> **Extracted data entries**
***

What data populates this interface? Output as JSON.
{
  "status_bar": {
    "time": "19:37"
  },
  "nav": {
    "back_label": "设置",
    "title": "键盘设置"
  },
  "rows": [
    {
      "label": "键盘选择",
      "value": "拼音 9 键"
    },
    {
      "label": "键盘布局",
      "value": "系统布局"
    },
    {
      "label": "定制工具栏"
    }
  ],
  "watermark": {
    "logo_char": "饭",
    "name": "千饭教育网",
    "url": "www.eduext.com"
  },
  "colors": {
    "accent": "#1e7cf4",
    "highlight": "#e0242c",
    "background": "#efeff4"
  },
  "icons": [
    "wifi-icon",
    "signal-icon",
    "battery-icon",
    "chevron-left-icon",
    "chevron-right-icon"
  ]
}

***

Pick out and copy the lines of the material that include the word "chevron".

    "chevron-left-icon",
    "chevron-right-icon"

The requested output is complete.